_Excerpted data:_
——————
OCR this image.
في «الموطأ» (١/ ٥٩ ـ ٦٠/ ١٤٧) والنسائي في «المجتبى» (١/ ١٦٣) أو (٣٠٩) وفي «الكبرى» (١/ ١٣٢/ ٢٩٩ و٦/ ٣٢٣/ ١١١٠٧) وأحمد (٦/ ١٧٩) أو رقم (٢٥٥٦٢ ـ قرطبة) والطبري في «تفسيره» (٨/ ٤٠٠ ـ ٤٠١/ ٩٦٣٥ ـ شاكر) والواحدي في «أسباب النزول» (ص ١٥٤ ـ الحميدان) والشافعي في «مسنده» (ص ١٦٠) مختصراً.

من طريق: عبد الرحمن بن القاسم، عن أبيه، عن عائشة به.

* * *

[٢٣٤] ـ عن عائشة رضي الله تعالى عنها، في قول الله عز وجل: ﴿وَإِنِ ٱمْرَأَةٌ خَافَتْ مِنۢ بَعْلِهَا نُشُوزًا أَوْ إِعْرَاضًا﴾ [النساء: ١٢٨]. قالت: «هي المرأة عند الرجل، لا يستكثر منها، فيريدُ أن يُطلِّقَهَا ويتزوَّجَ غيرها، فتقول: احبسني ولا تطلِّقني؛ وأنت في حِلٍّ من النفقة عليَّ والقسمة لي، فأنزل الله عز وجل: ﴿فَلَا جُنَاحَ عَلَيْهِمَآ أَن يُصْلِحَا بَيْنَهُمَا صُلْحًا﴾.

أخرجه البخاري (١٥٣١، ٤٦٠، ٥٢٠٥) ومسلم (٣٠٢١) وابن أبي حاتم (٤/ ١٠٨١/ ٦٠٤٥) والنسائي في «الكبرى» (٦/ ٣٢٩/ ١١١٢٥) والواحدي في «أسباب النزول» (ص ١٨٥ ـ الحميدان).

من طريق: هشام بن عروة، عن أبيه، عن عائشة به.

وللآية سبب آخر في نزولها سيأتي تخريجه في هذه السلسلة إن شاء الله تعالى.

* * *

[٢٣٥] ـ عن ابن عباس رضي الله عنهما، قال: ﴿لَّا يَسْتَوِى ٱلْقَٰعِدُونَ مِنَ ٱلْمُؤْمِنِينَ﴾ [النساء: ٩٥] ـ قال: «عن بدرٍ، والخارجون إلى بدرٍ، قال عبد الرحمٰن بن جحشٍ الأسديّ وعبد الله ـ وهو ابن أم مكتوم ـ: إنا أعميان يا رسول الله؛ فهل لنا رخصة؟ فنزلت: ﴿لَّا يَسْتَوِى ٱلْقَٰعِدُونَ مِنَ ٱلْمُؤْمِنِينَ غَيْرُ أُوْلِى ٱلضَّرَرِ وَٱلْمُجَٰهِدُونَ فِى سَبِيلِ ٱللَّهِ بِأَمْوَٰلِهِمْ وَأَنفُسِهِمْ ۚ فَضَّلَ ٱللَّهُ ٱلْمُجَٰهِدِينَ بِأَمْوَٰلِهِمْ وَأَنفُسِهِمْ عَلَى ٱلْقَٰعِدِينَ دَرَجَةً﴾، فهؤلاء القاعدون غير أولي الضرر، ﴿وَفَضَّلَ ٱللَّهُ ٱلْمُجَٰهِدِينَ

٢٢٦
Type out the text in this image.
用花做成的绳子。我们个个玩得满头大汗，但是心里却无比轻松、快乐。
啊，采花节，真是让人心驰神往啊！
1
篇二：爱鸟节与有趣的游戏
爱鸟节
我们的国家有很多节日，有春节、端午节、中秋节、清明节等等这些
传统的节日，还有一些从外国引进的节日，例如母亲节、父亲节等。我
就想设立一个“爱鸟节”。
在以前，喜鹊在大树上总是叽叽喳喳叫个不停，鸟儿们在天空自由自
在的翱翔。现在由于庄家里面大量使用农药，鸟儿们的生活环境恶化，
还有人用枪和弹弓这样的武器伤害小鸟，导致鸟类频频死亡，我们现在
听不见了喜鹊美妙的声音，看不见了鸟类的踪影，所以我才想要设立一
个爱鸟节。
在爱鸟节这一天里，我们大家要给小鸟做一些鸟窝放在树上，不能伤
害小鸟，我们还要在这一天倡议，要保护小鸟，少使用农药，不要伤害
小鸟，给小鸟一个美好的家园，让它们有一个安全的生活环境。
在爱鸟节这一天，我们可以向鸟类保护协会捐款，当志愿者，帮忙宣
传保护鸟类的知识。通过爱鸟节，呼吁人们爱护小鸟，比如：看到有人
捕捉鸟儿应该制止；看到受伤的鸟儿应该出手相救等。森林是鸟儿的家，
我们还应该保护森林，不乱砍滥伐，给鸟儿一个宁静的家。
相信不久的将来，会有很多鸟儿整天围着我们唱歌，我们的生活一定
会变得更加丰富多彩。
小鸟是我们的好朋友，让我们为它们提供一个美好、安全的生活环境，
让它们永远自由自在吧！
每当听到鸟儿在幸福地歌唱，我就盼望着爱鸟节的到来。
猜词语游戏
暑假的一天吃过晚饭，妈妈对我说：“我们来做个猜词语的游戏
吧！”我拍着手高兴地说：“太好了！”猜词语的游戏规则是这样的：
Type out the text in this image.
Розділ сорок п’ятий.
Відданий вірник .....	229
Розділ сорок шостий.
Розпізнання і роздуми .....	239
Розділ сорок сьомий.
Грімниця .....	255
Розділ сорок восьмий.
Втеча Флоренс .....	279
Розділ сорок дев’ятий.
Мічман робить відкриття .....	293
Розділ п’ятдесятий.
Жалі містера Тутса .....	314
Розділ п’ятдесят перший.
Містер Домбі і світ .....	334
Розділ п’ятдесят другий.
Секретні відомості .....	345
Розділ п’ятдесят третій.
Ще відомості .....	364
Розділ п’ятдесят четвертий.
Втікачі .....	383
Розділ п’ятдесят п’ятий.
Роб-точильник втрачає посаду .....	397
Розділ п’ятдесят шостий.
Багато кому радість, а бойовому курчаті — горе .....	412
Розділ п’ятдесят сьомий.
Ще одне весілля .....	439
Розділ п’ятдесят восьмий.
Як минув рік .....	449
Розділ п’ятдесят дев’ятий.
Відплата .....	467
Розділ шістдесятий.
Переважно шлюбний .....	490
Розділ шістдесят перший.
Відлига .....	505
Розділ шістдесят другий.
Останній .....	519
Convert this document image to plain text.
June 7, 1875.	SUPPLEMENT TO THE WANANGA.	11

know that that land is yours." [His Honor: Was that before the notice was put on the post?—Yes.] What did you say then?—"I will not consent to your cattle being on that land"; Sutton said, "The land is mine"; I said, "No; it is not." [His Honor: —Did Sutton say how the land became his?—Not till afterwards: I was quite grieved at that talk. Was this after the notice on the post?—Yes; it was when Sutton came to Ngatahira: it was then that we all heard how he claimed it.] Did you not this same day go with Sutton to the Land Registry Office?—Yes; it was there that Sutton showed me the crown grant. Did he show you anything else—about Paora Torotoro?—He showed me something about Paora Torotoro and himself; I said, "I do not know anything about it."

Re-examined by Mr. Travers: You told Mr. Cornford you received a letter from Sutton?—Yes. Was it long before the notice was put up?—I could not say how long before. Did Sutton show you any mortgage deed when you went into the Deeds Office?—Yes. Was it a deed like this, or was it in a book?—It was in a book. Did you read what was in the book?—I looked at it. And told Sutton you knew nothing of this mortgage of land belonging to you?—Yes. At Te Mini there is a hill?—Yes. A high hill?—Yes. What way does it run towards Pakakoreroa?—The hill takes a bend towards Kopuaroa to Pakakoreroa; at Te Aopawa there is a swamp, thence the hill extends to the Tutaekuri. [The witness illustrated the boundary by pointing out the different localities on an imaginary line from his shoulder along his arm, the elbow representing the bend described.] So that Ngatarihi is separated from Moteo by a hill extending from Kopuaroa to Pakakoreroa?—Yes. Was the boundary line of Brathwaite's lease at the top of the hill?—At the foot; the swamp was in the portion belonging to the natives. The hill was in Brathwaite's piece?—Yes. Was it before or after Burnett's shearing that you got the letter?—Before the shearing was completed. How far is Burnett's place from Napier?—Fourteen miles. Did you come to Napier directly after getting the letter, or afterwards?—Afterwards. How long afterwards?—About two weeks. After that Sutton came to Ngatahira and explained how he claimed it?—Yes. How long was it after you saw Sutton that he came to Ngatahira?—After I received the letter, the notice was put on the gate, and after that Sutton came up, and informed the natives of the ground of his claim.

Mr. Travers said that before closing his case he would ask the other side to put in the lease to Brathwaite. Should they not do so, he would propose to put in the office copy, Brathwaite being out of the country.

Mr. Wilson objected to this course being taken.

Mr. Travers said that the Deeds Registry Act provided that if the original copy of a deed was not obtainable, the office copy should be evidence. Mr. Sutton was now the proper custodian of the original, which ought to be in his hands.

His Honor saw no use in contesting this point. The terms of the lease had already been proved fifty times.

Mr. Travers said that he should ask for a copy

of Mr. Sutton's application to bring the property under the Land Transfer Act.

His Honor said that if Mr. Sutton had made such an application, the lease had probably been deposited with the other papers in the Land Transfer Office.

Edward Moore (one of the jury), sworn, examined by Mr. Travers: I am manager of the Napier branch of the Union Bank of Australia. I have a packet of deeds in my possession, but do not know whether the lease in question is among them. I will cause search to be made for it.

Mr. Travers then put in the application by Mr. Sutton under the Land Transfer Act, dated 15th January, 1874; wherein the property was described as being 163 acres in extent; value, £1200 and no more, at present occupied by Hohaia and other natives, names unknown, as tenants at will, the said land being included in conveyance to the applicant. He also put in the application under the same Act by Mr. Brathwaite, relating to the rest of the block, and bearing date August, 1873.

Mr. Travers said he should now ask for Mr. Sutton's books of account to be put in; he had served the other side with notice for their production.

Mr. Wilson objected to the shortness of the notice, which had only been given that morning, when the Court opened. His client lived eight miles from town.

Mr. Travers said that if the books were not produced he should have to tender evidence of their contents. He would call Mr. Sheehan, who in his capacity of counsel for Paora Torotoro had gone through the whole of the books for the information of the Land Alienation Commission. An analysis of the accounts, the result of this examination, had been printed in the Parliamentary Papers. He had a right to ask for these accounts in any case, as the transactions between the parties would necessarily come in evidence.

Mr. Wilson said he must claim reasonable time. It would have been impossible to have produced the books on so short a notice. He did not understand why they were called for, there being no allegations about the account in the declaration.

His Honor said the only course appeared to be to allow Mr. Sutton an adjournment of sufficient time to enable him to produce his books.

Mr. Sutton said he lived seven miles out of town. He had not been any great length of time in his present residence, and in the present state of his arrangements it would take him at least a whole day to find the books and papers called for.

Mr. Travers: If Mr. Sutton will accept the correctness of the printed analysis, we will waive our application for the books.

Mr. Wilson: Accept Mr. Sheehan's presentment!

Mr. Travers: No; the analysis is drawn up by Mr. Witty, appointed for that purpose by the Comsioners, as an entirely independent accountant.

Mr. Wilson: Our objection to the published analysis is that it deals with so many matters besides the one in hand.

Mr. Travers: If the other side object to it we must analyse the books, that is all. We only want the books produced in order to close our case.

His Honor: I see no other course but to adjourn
——————
_Task to carry out:_ Your task is to collect every line above that contains the word "evidence".

_Output of the task:_
Mr. Travers said that the Deeds Registry Act provided that if the original copy of a deed was not obtainable, the office copy should be evidence. Mr. Sutton was now the proper custodian of the original, which ought to be in his hands.
Mr. Travers said that if the books were not produced he should have to tender evidence of their contents. He would call Mr. Sheehan, who in his capacity of counsel for Paora Torotoro had gone through the whole of the books for the information of the Land Alienation Commission. An analysis of the accounts, the result of this examination, had been printed in the Parliamentary Papers. He had a right to ask for these accounts in any case, as the transactions between the parties would necessarily come in evidence.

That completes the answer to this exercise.